_Aim_: Write out the full listing exactly as given, minus the images.

_Dataset excerpts_:
▬▬▬▬▬▬▬▬▬▬
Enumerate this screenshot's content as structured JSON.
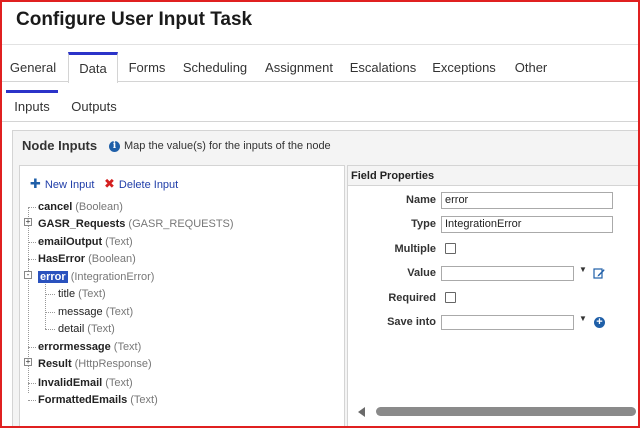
{
  "title": "Configure User Input Task",
  "tabs": [
    {
      "label": "General"
    },
    {
      "label": "Data"
    },
    {
      "label": "Forms"
    },
    {
      "label": "Scheduling"
    },
    {
      "label": "Assignment"
    },
    {
      "label": "Escalations"
    },
    {
      "label": "Exceptions"
    },
    {
      "label": "Other"
    }
  ],
  "active_tab": "Data",
  "subtabs": [
    {
      "label": "Inputs"
    },
    {
      "label": "Outputs"
    }
  ],
  "active_subtab": "Inputs",
  "panel": {
    "title": "Node Inputs",
    "info": "Map the value(s) for the inputs of the node"
  },
  "toolbar": {
    "new_label": "New Input",
    "delete_label": "Delete Input"
  },
  "tree": [
    {
      "name": "cancel",
      "type": "(Boolean)"
    },
    {
      "name": "GASR_Requests",
      "type": "(GASR_REQUESTS)",
      "expander": "+"
    },
    {
      "name": "emailOutput",
      "type": "(Text)"
    },
    {
      "name": "HasError",
      "type": "(Boolean)"
    },
    {
      "name": "error",
      "type": "(IntegrationError)",
      "expander": "-",
      "selected": true
    },
    {
      "name": "title",
      "type": "(Text)",
      "child": true
    },
    {
      "name": "message",
      "type": "(Text)",
      "child": true
    },
    {
      "name": "detail",
      "type": "(Text)",
      "child": true
    },
    {
      "name": "errormessage",
      "type": "(Text)"
    },
    {
      "name": "Result",
      "type": "(HttpResponse)",
      "expander": "+"
    },
    {
      "name": "InvalidEmail",
      "type": "(Text)"
    },
    {
      "name": "FormattedEmails",
      "type": "(Text)"
    }
  ],
  "field_properties": {
    "header": "Field Properties",
    "name_label": "Name",
    "name_value": "error",
    "type_label": "Type",
    "type_value": "IntegrationError",
    "multiple_label": "Multiple",
    "value_label": "Value",
    "required_label": "Required",
    "save_into_label": "Save into"
  },
  "icons": {
    "info": "info-icon",
    "new": "plus-icon",
    "delete": "x-icon",
    "edit": "edit-icon",
    "add": "add-circle-icon"
  },
  "colors": {
    "accent": "#2b33c9",
    "frame": "#e02020",
    "selection": "#2a52be"
  }
}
▬▬▬▬▬▬▬▬▬▬
_Solution to this task_:
Enumerate this screenshot's content as structured JSON.
{
  "title": "Configure User Input Task",
  "tabs": [
    {
      "label": "General"
    },
    {
      "label": "Data"
    },
    {
      "label": "Forms"
    },
    {
      "label": "Scheduling"
    },
    {
      "label": "Assignment"
    },
    {
      "label": "Escalations"
    },
    {
      "label": "Exceptions"
    },
    {
      "label": "Other"
    }
  ],
  "active_tab": "Data",
  "subtabs": [
    {
      "label": "Inputs"
    },
    {
      "label": "Outputs"
    }
  ],
  "active_subtab": "Inputs",
  "panel": {
    "title": "Node Inputs",
    "info": "Map the value(s) for the inputs of the node"
  },
  "toolbar": {
    "new_label": "New Input",
    "delete_label": "Delete Input"
  },
  "tree": [
    {
      "name": "cancel",
      "type": "(Boolean)"
    },
    {
      "name": "GASR_Requests",
      "type": "(GASR_REQUESTS)",
      "expander": "+"
    },
    {
      "name": "emailOutput",
      "type": "(Text)"
    },
    {
      "name": "HasError",
      "type": "(Boolean)"
    },
    {
      "name": "error",
      "type": "(IntegrationError)",
      "expander": "-",
      "selected": true
    },
    {
      "name": "title",
      "type": "(Text)",
      "child": true
    },
    {
      "name": "message",
      "type": "(Text)",
      "child": true
    },
    {
      "name": "detail",
      "type": "(Text)",
      "child": true
    },
    {
      "name": "errormessage",
      "type": "(Text)"
    },
    {
      "name": "Result",
      "type": "(HttpResponse)",
      "expander": "+"
    },
    {
      "name": "InvalidEmail",
      "type": "(Text)"
    },
    {
      "name": "FormattedEmails",
      "type": "(Text)"
    }
  ],
  "field_properties": {
    "header": "Field Properties",
    "name_label": "Name",
    "name_value": "error",
    "type_label": "Type",
    "type_value": "IntegrationError",
    "multiple_label": "Multiple",
    "value_label": "Value",
    "required_label": "Required",
    "save_into_label": "Save into"
  },
  "icons": {
    "info": "info-icon",
    "new": "plus-icon",
    "delete": "x-icon",
    "edit": "edit-icon",
    "add": "add-circle-icon"
  },
  "colors": {
    "accent": "#2b33c9",
    "frame": "#e02020",
    "selection": "#2a52be"
  }
}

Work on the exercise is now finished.